Festival della Missione | Il volto di… un sacerdote africano

Don Rodrigue Akakpo: dal Togo a Reggio Emilia
Direttamente da Torino, al Festival della Missione, spazio + spadoni intervista don Rodrigue Akakpo, sacerdote del Togo e direttore dell’Ufficio diocesano Migrantes di Ferrara
1. Qual è il senso della presenza al Festival della Missione? Perché partecipare?
Il Festival della Missione è una grande occasione di incontro; inoltre, sono interessato ad approfondire e poi divulgare le mie conoscenze dei valori umani e spirituali.
2. Un “volto” che nella tua vita è stato importante per la tua vocazione e vita missionaria?
Spiritualmente, sono legato agli insegnamenti di Santa Teresa di Gesù Bambino e del Volto Santo che, oltre ad essere Dottore della Chiesa, è anche patrona delle missioni. Fin dal Seminario Minore nel mio Paese – il Togo – sono stato attratto dei suoi temi sull’Amore, la semplicità e la fiducia, la grandezza dell’Amore di Cristo Gesù nella “piccolezza”.

§ Sezione dati:

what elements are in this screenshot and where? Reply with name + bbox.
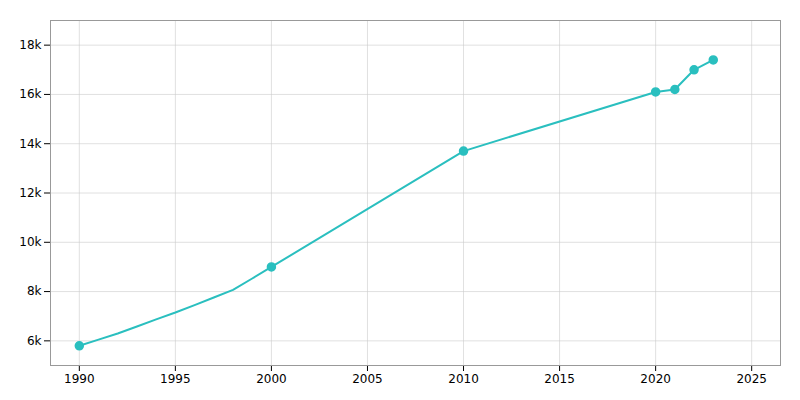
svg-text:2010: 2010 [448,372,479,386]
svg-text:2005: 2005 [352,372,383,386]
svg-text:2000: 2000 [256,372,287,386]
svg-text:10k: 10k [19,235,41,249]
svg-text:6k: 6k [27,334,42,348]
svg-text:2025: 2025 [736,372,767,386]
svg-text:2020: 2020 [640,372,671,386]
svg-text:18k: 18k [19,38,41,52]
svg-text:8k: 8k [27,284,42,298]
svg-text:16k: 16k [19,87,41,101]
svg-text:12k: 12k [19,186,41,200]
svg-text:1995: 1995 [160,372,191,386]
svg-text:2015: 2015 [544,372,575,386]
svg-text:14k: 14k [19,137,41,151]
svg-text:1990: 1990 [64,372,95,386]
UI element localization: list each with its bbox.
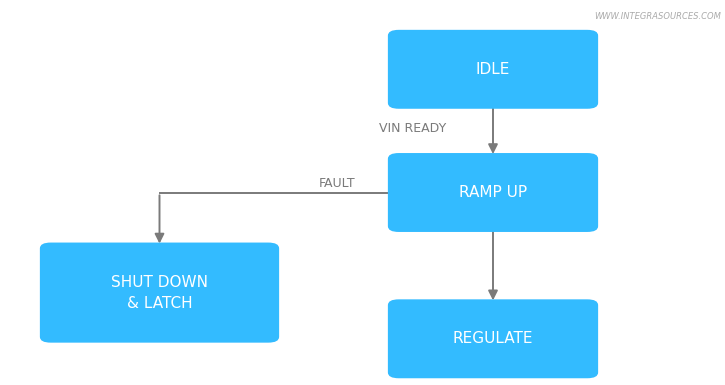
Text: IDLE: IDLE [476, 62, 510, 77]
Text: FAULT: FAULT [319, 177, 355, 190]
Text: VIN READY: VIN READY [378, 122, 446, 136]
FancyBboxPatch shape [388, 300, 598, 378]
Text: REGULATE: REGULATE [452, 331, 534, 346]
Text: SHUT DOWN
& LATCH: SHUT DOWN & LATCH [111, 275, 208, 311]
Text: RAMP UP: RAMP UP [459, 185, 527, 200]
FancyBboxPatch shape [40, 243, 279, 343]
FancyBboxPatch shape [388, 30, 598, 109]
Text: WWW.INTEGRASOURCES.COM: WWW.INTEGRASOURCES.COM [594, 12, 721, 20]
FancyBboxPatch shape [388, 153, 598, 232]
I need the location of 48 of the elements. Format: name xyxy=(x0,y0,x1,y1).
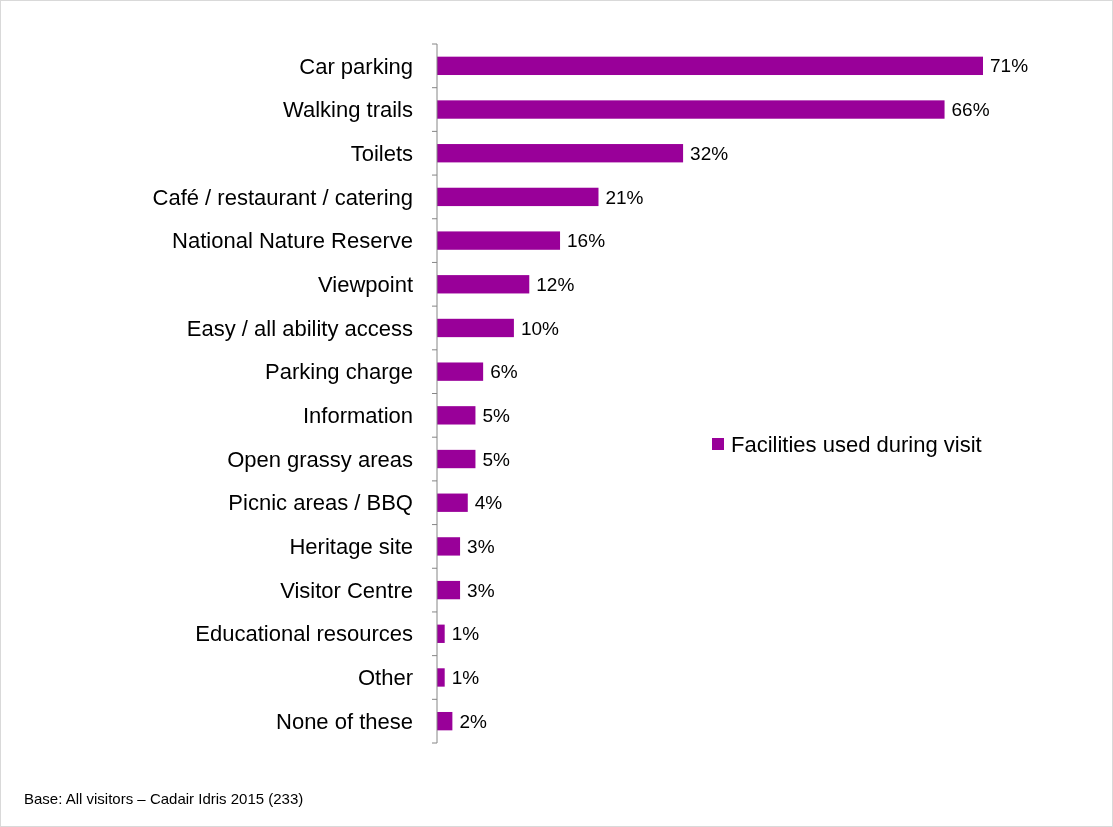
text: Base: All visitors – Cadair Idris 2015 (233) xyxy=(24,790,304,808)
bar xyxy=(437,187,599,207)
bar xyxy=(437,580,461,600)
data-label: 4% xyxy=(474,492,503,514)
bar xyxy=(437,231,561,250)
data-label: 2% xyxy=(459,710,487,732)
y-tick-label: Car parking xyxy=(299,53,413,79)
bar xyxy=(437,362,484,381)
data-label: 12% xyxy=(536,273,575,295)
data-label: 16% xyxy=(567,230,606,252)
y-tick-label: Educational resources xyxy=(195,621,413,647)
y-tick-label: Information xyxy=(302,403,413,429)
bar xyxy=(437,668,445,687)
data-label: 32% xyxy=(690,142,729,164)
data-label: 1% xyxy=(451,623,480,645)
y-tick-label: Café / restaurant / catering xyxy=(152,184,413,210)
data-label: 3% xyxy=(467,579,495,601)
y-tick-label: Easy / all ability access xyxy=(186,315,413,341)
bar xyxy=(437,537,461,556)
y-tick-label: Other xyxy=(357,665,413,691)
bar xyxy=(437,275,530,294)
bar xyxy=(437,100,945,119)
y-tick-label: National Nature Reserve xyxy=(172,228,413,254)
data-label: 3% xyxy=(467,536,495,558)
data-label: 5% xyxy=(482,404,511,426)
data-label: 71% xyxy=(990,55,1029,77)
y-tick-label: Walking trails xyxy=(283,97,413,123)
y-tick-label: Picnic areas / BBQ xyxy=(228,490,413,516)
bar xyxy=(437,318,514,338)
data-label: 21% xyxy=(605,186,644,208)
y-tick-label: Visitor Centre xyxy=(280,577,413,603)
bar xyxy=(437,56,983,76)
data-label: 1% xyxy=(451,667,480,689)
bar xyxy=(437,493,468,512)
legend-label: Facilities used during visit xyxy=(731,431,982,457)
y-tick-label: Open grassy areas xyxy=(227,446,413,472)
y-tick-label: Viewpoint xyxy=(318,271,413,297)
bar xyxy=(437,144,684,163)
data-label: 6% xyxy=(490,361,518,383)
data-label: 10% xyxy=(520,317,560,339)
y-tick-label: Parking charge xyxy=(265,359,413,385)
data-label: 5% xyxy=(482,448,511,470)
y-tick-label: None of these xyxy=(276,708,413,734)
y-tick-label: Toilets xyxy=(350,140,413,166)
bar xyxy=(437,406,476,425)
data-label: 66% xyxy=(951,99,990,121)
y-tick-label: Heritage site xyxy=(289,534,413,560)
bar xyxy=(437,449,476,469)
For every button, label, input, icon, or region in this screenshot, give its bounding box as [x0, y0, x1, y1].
---
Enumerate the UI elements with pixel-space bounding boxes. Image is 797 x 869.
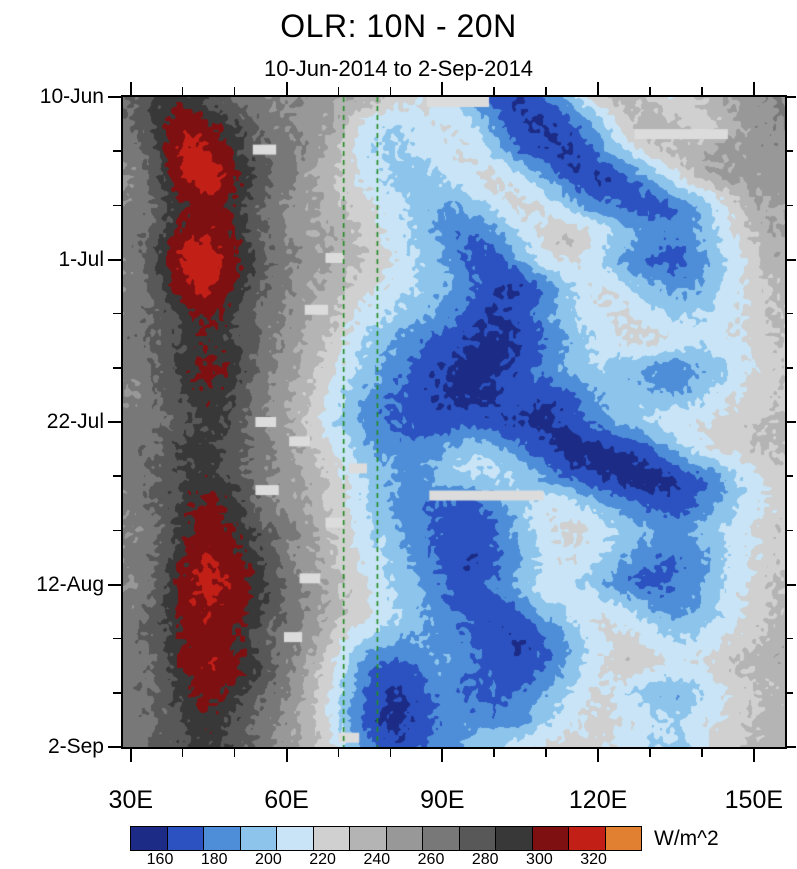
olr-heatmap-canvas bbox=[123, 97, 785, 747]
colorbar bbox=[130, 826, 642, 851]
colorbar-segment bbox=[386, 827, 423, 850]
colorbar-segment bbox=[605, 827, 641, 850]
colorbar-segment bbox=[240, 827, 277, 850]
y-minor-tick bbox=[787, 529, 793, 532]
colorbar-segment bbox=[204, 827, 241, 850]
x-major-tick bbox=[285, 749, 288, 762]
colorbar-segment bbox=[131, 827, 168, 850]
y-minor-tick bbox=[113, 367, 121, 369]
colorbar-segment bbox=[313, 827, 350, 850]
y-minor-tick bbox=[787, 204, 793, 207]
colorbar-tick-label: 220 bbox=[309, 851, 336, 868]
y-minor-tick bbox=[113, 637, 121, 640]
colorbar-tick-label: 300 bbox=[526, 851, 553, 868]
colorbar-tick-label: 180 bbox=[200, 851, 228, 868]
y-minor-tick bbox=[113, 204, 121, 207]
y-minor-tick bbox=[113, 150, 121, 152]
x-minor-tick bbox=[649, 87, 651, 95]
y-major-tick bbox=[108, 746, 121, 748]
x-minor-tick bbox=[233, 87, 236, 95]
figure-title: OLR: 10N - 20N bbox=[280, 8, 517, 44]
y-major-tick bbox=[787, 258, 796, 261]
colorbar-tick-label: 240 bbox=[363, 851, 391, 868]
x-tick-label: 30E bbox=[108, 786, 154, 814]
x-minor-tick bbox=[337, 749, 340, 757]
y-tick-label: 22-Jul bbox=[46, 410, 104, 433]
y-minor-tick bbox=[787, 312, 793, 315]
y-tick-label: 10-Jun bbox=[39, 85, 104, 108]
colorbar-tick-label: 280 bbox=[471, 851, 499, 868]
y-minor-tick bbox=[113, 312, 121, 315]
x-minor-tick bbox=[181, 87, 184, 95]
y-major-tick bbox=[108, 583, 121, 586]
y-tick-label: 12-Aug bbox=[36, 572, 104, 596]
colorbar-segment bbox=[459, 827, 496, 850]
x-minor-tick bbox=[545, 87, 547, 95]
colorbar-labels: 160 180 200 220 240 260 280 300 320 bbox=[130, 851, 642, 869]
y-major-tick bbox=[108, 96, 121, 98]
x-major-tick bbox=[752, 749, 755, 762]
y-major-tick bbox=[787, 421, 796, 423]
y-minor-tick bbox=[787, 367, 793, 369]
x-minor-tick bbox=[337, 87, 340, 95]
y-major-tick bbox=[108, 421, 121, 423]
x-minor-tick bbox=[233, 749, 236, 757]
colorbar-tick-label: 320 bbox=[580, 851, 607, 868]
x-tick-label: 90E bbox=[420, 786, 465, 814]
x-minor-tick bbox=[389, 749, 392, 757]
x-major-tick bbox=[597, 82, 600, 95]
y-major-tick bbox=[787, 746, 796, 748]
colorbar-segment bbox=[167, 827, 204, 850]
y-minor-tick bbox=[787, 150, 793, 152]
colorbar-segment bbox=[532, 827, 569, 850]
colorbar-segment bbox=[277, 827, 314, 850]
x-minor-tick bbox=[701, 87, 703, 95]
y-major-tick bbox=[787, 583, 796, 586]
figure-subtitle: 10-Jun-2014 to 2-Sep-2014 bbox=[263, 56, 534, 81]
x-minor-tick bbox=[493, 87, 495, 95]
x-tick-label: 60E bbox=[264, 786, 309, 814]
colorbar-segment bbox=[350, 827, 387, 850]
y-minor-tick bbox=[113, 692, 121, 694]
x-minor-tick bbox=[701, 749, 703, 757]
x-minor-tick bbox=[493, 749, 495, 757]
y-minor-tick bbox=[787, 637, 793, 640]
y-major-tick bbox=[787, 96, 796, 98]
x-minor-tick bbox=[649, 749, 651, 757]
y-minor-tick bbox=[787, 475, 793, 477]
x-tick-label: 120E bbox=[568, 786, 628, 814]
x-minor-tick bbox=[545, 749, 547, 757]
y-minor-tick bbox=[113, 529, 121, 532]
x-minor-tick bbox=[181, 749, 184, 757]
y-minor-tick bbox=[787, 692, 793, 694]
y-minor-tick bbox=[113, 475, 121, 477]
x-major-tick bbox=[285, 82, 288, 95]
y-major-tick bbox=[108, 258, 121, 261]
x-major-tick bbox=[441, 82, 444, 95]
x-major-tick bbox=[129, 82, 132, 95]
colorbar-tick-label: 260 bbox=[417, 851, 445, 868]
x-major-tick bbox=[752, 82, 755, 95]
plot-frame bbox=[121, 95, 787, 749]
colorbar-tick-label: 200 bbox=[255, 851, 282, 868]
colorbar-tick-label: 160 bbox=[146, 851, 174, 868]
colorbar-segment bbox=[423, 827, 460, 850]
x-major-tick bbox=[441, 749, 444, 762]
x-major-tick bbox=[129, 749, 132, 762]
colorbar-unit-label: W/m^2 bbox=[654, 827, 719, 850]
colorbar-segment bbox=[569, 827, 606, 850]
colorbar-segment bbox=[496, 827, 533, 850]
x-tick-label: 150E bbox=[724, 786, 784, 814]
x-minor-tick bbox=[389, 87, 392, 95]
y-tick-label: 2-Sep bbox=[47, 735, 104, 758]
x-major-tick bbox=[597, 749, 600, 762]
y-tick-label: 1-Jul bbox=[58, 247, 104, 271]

§ Cosa si chiede:
**A.** Rispondi a queste domande sull'intervista a don Rodrigue Akakpo:
(i) Come definisce il Festival della Missione nella prima risposta?
(ii) Oltre a essere Dottore della Chiesa, di che cosa è patrona Santa Teresa di Gesù Bambino?
(iii) Da quando don Rodrigue è attratto dai temi di questa santa?
**B.** Prosegui l'intervista a don Rodrigue Akakpo dal punto in cui si ferma.
Il materiale non ha nessun legame con il brano.

§ Risposte ai compiti:
**A.**
(i) Una grande occasione di incontro.
(ii) Delle missioni.
(iii) Fin dal Seminario Minore nel suo Paese, il Togo.

**B.**
La piccolezza dei gesti quotidiani, dei “piccoli uffici” di ogni giorno, ma anche nell’uso di un linguaggio anti-retorico, privo di ogni intento autoreferenziale, dove le parole altisonanti, patrimonio di pochi, vengono sostituite da parole che anche le “culture” delle periferie linguistiche, esistenziali, culturali e religiose possono comprendere, fare proprie, “indossare”, come un abito su misura.
3. Cosa pensi di portare al Festival come sacerdote e come africano?
Chi come me ha le proprie radici nel continente africano, non può non portare al Festival la speranza e la gioia che lo caratterizzano.
Anche perché la Chiesa africana propone strade nuove per avvicinarsi ai poveri e per testimoniare un Amore che è alla base di tutto.
Potrei anche condividere la mia esperienza di sacerdote africano ordinato in Italia nove anni fa e direttore dell’ufficio diocesano Migrantes.
4. Cosa ti porterai invece a casa da Torino?
Conto di portare a casa uno sguardo nuovo, dopo aver ritrovato vecchi amici e fatto nuove conoscenze.
5. Alla luce di questo evento, come vedi intrecciarsi misericordia e missione?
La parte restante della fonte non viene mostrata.